— EXERCISE REQUIREMENTS —
a. In the essay on unified interaction, reproduce verbatim the stretch from "by Jono Bacon" through "obvious to me.".
b. In the essay on unified interaction, what product was the author trying to teach Nanna to use?
c. Using the essay on unified interaction, explain in one to three sentences why the author, while explaining the encyclopedia, never considered that Nanna didn't know how to use a mouse.

— PAGE EXCERPT —
* * * *

The path to unified interaction

by Jono Bacon

Something that I always find fascinating is watching people who have never used a particular product, technology or service experience it when they have no idea how it works. I will always remember when I was younger trying to explain to my Nanna how to use the (then amazing) Grolier Encyclopedia on CDROM. I wanted to show her that I could learn things for school without necessarily having my nose stuck in a book. I sat there and explained to her how you type in what you want to know and then it searches for it on the CD and presents you with some content to view. Being 13 and not a usability expert, I never even considered that she didn't know how to use a mouse; it seemed so obvious to me.


I sat there and moved the mouse back and forth and explained that when you move the mouse forward the pointer goes up and when you move it back it goes down. It appeared as if my sensitive instructions went in one ear and out the other and as she re-arranged her teeth she moved the physical mouse up and down in the air. To my Nanna she could not map in her brain the movement of the mouse forward and the pointer upwards and she knew nothing of how the mouse worked; she could not perceive that mice only works on a flat surface. My Nanna was an intelligent person and she had read more books than you can imagine, but it seemed that the mouse was fundamentally unintuitive to her.

* * * *

— ENTRIES SUPPLIED —
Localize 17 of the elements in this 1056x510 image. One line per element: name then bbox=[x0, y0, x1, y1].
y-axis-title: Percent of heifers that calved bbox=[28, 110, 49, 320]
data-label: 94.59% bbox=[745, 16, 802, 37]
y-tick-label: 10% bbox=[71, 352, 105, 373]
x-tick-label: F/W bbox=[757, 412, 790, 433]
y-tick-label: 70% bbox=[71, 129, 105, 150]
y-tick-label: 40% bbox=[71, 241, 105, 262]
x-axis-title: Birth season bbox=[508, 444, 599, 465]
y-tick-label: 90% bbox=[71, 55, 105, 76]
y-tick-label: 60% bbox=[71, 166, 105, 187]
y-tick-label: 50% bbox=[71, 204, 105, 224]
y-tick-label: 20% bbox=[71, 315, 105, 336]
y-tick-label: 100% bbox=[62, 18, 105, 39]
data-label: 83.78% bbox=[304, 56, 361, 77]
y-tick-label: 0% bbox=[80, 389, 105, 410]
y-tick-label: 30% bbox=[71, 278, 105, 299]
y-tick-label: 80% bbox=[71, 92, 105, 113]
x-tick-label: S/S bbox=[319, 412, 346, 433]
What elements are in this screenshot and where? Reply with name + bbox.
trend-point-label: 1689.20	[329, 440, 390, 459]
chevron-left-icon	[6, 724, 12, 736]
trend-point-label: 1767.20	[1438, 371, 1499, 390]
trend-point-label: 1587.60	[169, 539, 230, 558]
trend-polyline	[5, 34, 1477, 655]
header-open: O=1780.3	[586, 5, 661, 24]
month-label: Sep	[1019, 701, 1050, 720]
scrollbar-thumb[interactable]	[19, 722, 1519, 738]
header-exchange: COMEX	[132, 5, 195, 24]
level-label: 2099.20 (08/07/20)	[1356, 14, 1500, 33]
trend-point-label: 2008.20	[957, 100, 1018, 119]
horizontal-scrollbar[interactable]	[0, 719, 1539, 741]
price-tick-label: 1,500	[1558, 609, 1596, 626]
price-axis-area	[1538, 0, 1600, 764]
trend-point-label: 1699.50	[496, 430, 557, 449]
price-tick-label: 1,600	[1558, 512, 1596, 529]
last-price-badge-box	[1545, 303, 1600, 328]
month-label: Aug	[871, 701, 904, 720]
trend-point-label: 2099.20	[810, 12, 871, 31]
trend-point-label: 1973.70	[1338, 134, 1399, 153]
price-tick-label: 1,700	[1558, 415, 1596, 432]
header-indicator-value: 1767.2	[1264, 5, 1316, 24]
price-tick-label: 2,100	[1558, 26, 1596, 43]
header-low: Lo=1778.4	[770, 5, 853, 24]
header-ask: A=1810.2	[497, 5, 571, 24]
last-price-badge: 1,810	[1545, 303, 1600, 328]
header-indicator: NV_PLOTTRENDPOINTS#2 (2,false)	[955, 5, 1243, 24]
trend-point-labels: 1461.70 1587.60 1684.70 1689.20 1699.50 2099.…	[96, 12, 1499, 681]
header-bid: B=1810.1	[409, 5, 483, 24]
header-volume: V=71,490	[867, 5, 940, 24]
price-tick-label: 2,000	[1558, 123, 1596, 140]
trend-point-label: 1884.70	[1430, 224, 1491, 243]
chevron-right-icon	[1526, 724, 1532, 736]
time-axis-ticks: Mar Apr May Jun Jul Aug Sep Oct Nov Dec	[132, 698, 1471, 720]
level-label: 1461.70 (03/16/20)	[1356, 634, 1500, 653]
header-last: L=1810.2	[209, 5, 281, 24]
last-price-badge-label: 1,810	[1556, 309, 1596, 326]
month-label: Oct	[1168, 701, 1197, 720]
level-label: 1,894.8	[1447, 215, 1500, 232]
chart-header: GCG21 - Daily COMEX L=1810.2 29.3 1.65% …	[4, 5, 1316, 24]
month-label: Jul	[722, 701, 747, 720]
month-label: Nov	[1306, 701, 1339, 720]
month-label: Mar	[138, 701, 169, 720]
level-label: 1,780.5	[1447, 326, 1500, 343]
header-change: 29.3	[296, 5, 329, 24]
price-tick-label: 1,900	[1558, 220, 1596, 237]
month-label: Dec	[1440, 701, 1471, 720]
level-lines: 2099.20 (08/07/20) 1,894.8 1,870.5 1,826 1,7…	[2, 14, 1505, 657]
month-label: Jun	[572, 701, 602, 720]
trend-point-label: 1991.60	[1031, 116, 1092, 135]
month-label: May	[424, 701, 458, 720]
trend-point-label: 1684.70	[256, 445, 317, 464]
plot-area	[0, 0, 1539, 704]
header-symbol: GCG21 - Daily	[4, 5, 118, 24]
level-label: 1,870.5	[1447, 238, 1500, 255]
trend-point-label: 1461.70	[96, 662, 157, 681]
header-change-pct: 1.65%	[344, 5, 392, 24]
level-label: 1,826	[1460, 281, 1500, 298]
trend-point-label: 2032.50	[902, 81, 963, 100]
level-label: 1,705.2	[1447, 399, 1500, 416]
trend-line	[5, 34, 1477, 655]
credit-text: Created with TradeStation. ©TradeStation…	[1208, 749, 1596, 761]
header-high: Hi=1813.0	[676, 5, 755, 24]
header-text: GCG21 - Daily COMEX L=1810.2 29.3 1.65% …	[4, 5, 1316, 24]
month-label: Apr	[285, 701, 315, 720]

* * * *

— REPLIES —
a.
by Jono Bacon

Something that I always find fascinating is watching people who have never used a particular product, technology or service experience it when they have no idea how it works. I will always remember when I was younger trying to explain to my Nanna how to use the (then amazing) Grolier Encyclopedia on CDROM. I wanted to show her that I could learn things for school without necessarily having my nose stuck in a book. I sat there and explained to her how you type in what you want to know and then it searches for it on the CD and presents you with some content to view. Being 13 and not a usability expert, I never even considered that she didn't know how to use a mouse; it seemed so obvious to me.

b. The Grolier Encyclopedia on CDROM.

c. The author was 13 and not a usability expert. Using a mouse seemed so obvious that the possibility never came to mind.